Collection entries
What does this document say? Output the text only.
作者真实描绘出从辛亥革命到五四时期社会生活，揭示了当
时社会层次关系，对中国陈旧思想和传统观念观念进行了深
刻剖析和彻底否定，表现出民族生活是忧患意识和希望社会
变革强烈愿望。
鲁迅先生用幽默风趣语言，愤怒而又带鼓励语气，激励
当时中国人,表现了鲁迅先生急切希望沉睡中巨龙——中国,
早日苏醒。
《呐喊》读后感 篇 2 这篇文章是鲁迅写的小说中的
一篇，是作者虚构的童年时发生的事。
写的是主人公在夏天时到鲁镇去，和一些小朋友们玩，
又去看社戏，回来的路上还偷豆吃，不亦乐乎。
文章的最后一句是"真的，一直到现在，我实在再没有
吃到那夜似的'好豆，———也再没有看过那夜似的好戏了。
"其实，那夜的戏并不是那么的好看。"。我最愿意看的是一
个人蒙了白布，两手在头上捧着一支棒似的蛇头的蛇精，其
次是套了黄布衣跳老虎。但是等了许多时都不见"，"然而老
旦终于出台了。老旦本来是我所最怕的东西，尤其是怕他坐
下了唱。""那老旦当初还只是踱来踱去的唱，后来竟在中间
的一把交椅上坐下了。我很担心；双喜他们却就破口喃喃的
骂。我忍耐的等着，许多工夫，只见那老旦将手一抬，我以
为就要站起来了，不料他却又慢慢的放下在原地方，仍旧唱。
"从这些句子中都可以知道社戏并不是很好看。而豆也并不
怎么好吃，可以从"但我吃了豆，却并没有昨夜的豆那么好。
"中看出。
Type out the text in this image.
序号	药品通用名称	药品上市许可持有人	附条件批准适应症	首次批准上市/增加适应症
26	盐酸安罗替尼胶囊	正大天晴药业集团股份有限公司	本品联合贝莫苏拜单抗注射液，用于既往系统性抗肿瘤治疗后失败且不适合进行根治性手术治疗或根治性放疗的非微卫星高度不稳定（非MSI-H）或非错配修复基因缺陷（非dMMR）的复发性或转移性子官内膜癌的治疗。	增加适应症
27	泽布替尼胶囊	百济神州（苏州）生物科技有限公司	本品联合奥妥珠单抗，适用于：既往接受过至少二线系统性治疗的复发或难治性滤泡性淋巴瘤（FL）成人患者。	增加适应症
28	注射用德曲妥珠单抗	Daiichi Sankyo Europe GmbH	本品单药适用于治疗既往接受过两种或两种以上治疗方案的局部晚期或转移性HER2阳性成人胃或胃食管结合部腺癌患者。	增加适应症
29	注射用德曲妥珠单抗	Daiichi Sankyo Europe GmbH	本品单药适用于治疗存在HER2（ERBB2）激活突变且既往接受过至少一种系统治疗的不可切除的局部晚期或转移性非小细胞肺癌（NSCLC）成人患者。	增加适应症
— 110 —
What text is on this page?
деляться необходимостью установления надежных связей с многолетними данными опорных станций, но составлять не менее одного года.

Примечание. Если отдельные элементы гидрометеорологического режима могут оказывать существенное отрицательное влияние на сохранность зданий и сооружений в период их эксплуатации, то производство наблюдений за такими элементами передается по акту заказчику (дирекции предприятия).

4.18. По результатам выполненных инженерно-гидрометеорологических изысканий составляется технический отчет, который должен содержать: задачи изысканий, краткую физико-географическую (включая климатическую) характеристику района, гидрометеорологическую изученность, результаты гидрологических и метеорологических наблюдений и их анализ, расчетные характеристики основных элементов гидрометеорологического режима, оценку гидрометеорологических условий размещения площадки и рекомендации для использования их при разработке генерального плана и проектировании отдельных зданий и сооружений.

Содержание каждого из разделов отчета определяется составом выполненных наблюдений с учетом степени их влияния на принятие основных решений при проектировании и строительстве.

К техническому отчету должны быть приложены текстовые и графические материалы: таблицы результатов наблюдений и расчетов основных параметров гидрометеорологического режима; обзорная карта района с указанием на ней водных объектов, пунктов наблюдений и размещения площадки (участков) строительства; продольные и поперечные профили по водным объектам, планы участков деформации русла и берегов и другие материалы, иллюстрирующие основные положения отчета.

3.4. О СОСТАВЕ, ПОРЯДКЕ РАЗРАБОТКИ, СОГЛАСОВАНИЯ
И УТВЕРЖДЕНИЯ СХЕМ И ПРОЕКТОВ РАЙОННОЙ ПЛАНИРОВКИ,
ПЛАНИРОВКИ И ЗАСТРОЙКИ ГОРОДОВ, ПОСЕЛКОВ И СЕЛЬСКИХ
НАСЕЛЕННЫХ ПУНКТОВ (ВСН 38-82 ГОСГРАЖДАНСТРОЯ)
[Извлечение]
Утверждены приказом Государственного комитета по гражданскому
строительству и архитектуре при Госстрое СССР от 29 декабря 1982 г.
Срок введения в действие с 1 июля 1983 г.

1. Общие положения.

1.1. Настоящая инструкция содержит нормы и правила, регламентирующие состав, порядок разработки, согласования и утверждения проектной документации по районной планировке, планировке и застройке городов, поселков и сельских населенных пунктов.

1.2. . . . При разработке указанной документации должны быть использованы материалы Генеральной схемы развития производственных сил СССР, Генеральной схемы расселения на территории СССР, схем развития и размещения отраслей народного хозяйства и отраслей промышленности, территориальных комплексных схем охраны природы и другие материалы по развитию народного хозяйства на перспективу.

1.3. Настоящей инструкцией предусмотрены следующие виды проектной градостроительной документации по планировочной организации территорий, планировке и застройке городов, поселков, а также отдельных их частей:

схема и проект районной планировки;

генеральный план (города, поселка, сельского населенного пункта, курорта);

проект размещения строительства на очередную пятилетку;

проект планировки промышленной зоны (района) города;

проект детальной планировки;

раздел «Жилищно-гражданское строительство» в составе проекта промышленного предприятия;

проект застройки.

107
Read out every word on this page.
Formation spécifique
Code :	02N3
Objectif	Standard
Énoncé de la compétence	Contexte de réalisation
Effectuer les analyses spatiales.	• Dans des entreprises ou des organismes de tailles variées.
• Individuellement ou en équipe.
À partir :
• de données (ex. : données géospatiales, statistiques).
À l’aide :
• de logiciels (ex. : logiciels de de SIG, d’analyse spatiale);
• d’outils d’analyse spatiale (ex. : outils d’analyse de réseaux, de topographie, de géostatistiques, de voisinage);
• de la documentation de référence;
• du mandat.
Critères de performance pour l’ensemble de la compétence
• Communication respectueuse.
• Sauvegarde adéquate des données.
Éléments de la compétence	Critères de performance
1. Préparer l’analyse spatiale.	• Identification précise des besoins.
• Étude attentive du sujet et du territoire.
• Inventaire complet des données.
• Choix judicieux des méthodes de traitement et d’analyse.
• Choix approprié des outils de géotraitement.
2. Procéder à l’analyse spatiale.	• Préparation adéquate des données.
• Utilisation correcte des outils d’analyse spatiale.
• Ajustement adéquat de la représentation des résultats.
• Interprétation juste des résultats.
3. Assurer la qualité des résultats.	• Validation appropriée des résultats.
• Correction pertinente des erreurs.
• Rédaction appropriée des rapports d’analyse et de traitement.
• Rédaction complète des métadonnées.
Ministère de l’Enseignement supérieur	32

## To be done
Write out the records shown above, exactly as they appear.

## Response below
What does this document say? Output the text only.
作者真实描绘出从辛亥革命到五四时期社会生活，揭示了当
时社会层次关系，对中国陈旧思想和传统观念观念进行了深
刻剖析和彻底否定，表现出民族生活是忧患意识和希望社会
变革强烈愿望。
鲁迅先生用幽默风趣语言，愤怒而又带鼓励语气，激励
当时中国人,表现了鲁迅先生急切希望沉睡中巨龙——中国,
早日苏醒。
《呐喊》读后感 篇 2 这篇文章是鲁迅写的小说中的
一篇，是作者虚构的童年时发生的事。
写的是主人公在夏天时到鲁镇去，和一些小朋友们玩，
又去看社戏，回来的路上还偷豆吃，不亦乐乎。
文章的最后一句是"真的，一直到现在，我实在再没有
吃到那夜似的'好豆，———也再没有看过那夜似的好戏了。
"其实，那夜的戏并不是那么的好看。"。我最愿意看的是一
个人蒙了白布，两手在头上捧着一支棒似的蛇头的蛇精，其
次是套了黄布衣跳老虎。但是等了许多时都不见"，"然而老
旦终于出台了。老旦本来是我所最怕的东西，尤其是怕他坐
下了唱。""那老旦当初还只是踱来踱去的唱，后来竟在中间
的一把交椅上坐下了。我很担心；双喜他们却就破口喃喃的
骂。我忍耐的等着，许多工夫，只见那老旦将手一抬，我以
为就要站起来了，不料他却又慢慢的放下在原地方，仍旧唱。
"从这些句子中都可以知道社戏并不是很好看。而豆也并不
怎么好吃，可以从"但我吃了豆，却并没有昨夜的豆那么好。
"中看出。
Type out the text in this image.
序号	药品通用名称	药品上市许可持有人	附条件批准适应症	首次批准上市/增加适应症
26	盐酸安罗替尼胶囊	正大天晴药业集团股份有限公司	本品联合贝莫苏拜单抗注射液，用于既往系统性抗肿瘤治疗后失败且不适合进行根治性手术治疗或根治性放疗的非微卫星高度不稳定（非MSI-H）或非错配修复基因缺陷（非dMMR）的复发性或转移性子官内膜癌的治疗。	增加适应症
27	泽布替尼胶囊	百济神州（苏州）生物科技有限公司	本品联合奥妥珠单抗，适用于：既往接受过至少二线系统性治疗的复发或难治性滤泡性淋巴瘤（FL）成人患者。	增加适应症
28	注射用德曲妥珠单抗	Daiichi Sankyo Europe GmbH	本品单药适用于治疗既往接受过两种或两种以上治疗方案的局部晚期或转移性HER2阳性成人胃或胃食管结合部腺癌患者。	增加适应症
29	注射用德曲妥珠单抗	Daiichi Sankyo Europe GmbH	本品单药适用于治疗存在HER2（ERBB2）激活突变且既往接受过至少一种系统治疗的不可切除的局部晚期或转移性非小细胞肺癌（NSCLC）成人患者。	增加适应症
— 110 —
What text is on this page?
деляться необходимостью установления надежных связей с многолетними данными опорных станций, но составлять не менее одного года.

Примечание. Если отдельные элементы гидрометеорологического режима могут оказывать существенное отрицательное влияние на сохранность зданий и сооружений в период их эксплуатации, то производство наблюдений за такими элементами передается по акту заказчику (дирекции предприятия).

4.18. По результатам выполненных инженерно-гидрометеорологических изысканий составляется технический отчет, который должен содержать: задачи изысканий, краткую физико-географическую (включая климатическую) характеристику района, гидрометеорологическую изученность, результаты гидрологических и метеорологических наблюдений и их анализ, расчетные характеристики основных элементов гидрометеорологического режима, оценку гидрометеорологических условий размещения площадки и рекомендации для использования их при разработке генерального плана и проектировании отдельных зданий и сооружений.

Содержание каждого из разделов отчета определяется составом выполненных наблюдений с учетом степени их влияния на принятие основных решений при проектировании и строительстве.

К техническому отчету должны быть приложены текстовые и графические материалы: таблицы результатов наблюдений и расчетов основных параметров гидрометеорологического режима; обзорная карта района с указанием на ней водных объектов, пунктов наблюдений и размещения площадки (участков) строительства; продольные и поперечные профили по водным объектам, планы участков деформации русла и берегов и другие материалы, иллюстрирующие основные положения отчета.

3.4. О СОСТАВЕ, ПОРЯДКЕ РАЗРАБОТКИ, СОГЛАСОВАНИЯ
И УТВЕРЖДЕНИЯ СХЕМ И ПРОЕКТОВ РАЙОННОЙ ПЛАНИРОВКИ,
ПЛАНИРОВКИ И ЗАСТРОЙКИ ГОРОДОВ, ПОСЕЛКОВ И СЕЛЬСКИХ
НАСЕЛЕННЫХ ПУНКТОВ (ВСН 38-82 ГОСГРАЖДАНСТРОЯ)
[Извлечение]
Утверждены приказом Государственного комитета по гражданскому
строительству и архитектуре при Госстрое СССР от 29 декабря 1982 г.
Срок введения в действие с 1 июля 1983 г.

1. Общие положения.

1.1. Настоящая инструкция содержит нормы и правила, регламентирующие состав, порядок разработки, согласования и утверждения проектной документации по районной планировке, планировке и застройке городов, поселков и сельских населенных пунктов.

1.2. . . . При разработке указанной документации должны быть использованы материалы Генеральной схемы развития производственных сил СССР, Генеральной схемы расселения на территории СССР, схем развития и размещения отраслей народного хозяйства и отраслей промышленности, территориальных комплексных схем охраны природы и другие материалы по развитию народного хозяйства на перспективу.

1.3. Настоящей инструкцией предусмотрены следующие виды проектной градостроительной документации по планировочной организации территорий, планировке и застройке городов, поселков, а также отдельных их частей:

схема и проект районной планировки;

генеральный план (города, поселка, сельского населенного пункта, курорта);

проект размещения строительства на очередную пятилетку;

проект планировки промышленной зоны (района) города;

проект детальной планировки;

раздел «Жилищно-гражданское строительство» в составе проекта промышленного предприятия;

проект застройки.

107
Read out every word on this page.
Formation spécifique
Code :	02N3
Objectif	Standard
Énoncé de la compétence	Contexte de réalisation
Effectuer les analyses spatiales.	• Dans des entreprises ou des organismes de tailles variées.
• Individuellement ou en équipe.
À partir :
• de données (ex. : données géospatiales, statistiques).
À l’aide :
• de logiciels (ex. : logiciels de de SIG, d’analyse spatiale);
• d’outils d’analyse spatiale (ex. : outils d’analyse de réseaux, de topographie, de géostatistiques, de voisinage);
• de la documentation de référence;
• du mandat.
Critères de performance pour l’ensemble de la compétence
• Communication respectueuse.
• Sauvegarde adéquate des données.
Éléments de la compétence	Critères de performance
1. Préparer l’analyse spatiale.	• Identification précise des besoins.
• Étude attentive du sujet et du territoire.
• Inventaire complet des données.
• Choix judicieux des méthodes de traitement et d’analyse.
• Choix approprié des outils de géotraitement.
2. Procéder à l’analyse spatiale.	• Préparation adéquate des données.
• Utilisation correcte des outils d’analyse spatiale.
• Ajustement adéquat de la représentation des résultats.
• Interprétation juste des résultats.
3. Assurer la qualité des résultats.	• Validation appropriée des résultats.
• Correction pertinente des erreurs.
• Rédaction appropriée des rapports d’analyse et de traitement.
• Rédaction complète des métadonnées.
Ministère de l’Enseignement supérieur	32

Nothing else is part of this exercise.